Tandon’s profile as an outsider and former consultant draws parallels with Vanguard’s incoming CEO Salim Ramji, who worked at McKinsey for 16 years before moving to BlackRock. Ramji is set to become the investment firm’s first CEO hired from outside its own ranks.

When he’s asked whether leading technology at a large corporation allows him to live out his consultant fantasies of putting his ideas into practice without having to negotiate with hard-headed business executives, Tandon laughs.

“It’s very fulfilling, but what is even more fulfilling is the opportunity to do it yourself, to define the strategy, and then to execute and see the results,” he says.

Brought up to speed on Vanguard’s cloud journey while at Deloitte, Tandon foresaw that an in-depth data governance update would be required for Vanguard to compete in the cloud. He believed that a simple lift-and-shift of applications to the public cloud from on-premises would not cut it, and that refactoring applications down to the data layer instead would drive better client experiences.

§ Dataset entries
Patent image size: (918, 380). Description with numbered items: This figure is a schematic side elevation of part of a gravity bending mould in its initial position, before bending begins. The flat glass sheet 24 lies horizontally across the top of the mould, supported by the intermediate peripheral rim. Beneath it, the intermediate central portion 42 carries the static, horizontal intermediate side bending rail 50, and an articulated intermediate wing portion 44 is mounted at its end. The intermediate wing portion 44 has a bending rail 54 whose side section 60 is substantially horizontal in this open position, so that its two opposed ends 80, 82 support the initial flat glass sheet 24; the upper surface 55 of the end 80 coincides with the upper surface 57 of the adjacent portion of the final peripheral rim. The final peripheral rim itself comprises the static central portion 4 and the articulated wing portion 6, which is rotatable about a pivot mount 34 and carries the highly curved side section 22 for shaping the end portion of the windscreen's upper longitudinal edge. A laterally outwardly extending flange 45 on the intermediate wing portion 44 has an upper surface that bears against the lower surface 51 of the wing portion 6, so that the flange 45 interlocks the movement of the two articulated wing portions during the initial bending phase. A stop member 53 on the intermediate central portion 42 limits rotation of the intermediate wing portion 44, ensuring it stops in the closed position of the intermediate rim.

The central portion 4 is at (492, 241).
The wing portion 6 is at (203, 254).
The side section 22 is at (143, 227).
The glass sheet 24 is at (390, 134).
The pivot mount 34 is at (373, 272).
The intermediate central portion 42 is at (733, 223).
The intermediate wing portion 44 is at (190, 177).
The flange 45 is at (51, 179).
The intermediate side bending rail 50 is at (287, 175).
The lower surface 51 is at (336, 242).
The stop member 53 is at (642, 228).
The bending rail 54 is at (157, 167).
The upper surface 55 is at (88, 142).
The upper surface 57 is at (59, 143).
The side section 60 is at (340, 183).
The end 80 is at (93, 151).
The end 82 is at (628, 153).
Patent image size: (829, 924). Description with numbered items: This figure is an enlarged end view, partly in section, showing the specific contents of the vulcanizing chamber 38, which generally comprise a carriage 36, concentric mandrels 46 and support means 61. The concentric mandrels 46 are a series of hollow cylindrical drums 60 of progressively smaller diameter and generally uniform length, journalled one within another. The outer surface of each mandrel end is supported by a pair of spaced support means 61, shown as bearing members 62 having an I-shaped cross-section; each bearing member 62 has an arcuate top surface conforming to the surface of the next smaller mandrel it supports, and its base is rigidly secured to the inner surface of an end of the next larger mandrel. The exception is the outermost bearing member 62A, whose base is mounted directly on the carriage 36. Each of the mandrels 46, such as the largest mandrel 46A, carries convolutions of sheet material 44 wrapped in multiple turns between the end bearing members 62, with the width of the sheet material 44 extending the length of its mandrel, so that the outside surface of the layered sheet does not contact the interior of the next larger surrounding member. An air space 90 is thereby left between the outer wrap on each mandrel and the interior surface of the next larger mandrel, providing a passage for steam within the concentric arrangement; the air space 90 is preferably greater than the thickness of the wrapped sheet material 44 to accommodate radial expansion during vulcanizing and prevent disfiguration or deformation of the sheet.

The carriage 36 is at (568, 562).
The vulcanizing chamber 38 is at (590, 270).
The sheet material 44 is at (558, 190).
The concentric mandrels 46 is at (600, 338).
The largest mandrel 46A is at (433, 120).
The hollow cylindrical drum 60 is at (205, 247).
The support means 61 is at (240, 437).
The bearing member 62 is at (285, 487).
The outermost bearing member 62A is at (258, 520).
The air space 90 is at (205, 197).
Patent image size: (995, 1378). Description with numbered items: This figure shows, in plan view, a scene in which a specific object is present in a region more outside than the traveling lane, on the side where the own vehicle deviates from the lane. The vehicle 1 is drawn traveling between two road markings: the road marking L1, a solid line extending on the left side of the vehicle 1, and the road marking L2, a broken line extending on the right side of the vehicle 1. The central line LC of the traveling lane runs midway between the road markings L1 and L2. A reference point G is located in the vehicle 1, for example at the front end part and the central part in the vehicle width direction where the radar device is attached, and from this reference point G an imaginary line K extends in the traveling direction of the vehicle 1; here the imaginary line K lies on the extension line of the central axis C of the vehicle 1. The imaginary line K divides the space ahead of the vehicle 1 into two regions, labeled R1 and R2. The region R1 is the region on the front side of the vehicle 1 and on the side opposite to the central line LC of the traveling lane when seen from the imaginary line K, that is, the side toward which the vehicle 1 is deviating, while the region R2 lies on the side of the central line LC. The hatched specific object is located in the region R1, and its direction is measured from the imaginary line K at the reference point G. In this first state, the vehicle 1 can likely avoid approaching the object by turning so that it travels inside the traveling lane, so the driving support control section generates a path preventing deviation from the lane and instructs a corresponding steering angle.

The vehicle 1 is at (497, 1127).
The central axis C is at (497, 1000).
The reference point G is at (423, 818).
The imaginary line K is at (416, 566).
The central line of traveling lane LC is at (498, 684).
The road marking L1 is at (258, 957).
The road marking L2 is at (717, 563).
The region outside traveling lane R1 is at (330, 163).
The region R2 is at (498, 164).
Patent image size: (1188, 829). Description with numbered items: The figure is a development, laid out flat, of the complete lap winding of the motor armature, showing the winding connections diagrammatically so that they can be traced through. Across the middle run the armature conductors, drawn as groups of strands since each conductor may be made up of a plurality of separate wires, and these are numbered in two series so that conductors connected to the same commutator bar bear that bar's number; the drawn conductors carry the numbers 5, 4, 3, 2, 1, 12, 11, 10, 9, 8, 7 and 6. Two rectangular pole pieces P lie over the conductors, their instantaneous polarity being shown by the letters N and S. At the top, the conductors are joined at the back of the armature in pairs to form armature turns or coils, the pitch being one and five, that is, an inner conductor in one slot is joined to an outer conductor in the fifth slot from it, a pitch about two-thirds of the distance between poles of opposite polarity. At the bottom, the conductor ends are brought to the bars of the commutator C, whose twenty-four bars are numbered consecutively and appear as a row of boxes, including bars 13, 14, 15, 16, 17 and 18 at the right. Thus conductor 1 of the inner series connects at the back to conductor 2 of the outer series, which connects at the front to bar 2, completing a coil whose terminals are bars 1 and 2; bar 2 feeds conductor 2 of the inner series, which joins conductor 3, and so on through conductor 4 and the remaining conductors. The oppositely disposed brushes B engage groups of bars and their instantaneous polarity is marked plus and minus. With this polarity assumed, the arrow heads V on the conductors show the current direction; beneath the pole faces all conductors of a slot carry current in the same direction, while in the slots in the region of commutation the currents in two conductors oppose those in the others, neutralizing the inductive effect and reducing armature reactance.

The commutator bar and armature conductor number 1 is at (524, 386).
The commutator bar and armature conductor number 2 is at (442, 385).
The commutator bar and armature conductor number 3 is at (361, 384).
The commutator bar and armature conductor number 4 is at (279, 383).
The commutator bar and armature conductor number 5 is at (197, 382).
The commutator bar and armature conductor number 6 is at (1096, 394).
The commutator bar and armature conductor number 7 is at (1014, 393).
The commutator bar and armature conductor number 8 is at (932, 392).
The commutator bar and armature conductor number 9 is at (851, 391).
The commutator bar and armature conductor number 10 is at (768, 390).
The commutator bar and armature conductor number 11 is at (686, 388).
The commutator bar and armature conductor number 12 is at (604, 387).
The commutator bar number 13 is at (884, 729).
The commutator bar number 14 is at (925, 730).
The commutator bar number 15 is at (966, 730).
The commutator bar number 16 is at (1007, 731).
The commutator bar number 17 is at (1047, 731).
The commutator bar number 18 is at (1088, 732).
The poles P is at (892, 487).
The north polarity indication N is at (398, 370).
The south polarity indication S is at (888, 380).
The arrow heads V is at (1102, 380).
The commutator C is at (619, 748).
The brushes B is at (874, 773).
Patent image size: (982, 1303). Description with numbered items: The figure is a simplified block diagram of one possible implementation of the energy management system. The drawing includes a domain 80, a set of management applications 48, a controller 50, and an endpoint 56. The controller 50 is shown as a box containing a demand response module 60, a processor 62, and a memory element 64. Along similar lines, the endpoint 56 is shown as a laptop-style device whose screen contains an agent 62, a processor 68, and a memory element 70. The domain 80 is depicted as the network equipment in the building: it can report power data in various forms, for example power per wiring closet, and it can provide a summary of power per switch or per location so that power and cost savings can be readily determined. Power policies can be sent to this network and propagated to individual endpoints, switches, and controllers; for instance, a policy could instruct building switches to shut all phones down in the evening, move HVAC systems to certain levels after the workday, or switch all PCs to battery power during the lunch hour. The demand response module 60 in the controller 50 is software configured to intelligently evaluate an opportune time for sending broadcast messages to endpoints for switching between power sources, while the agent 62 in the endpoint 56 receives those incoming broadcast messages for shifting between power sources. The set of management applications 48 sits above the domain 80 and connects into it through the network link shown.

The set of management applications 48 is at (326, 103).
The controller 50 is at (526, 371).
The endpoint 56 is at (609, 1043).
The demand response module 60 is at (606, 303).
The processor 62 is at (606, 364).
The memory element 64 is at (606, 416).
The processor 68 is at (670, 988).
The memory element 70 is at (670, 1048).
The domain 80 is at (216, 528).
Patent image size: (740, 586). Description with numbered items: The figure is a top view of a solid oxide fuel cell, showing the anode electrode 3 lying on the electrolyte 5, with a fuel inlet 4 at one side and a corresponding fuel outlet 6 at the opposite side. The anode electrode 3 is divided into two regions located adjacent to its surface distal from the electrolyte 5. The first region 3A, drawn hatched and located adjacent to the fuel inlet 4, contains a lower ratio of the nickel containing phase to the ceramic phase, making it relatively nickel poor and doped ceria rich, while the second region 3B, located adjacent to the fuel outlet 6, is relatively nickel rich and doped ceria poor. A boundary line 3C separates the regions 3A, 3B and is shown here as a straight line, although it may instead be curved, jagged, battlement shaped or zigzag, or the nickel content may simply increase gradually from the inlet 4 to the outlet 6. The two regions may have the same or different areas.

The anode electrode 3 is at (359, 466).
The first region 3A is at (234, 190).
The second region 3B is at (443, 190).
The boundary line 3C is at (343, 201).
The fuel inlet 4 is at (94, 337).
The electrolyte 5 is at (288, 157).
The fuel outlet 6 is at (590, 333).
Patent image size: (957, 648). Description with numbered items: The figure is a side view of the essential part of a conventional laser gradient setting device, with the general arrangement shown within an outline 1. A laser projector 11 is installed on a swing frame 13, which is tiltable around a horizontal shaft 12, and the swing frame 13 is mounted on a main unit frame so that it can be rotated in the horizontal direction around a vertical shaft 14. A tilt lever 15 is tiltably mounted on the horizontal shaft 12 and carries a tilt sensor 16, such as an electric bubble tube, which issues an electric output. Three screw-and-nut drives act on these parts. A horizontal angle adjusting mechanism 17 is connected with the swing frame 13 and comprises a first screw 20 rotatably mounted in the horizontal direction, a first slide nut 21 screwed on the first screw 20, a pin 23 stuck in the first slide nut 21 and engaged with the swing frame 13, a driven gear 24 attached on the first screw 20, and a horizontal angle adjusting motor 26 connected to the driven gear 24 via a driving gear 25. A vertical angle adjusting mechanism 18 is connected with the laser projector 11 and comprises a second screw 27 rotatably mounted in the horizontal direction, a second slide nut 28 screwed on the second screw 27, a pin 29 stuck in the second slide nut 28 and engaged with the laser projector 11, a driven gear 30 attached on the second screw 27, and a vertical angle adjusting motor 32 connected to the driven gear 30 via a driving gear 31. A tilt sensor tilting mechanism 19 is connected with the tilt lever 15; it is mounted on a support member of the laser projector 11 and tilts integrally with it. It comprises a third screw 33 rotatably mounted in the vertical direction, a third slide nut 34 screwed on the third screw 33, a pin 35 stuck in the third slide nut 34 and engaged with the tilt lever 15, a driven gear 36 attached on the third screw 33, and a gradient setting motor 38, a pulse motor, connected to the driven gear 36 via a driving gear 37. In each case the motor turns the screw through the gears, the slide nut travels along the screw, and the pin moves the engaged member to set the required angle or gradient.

§ Action item
Continue the passage on Tandon's technology leadership at Vanguard, starting immediately after its final sentence.

§ Output of the task
“I’ve seen a lot of tech transformations where data and analytics have typically been an afterthought. But with the power of data analytics and AI—and this was pre-ChatGPT, of course—we said, ‘Hey this has to be a pillar of the transformation as well,’” Tandon says.

Vanguard’s tech and data modernization process wasn’t limited to the cloud. Tandon says that in 2019, the firm wanted to be more resilient than its competitors but had similar numbers of outages to other companies of its size and scale. Vanguard, which manages more than $8 trillion of assets, had a target on its back and a mandate to outperform.

Nitin Tandon at a conference

Driven by the idea that the company should be agile in responding to incidents, Vanguard’s website—both the public-facing side and the secure internal side—and its mobile app were modernized. Tandon notes that there has been a 76% reduction in major incidents, and what used to take several months to fix can now be done in days and weeks.

Tandon acknowledges that having a modern website is not some groundbreaking technological feat. He notes that Vanguard’s competitors also have modern, intuitive websites and that a high-functioning website in financial services might even be table stakes. For him, the achievement is less about the result itself; it’s more that it was born out of Vanguard’s philosophy.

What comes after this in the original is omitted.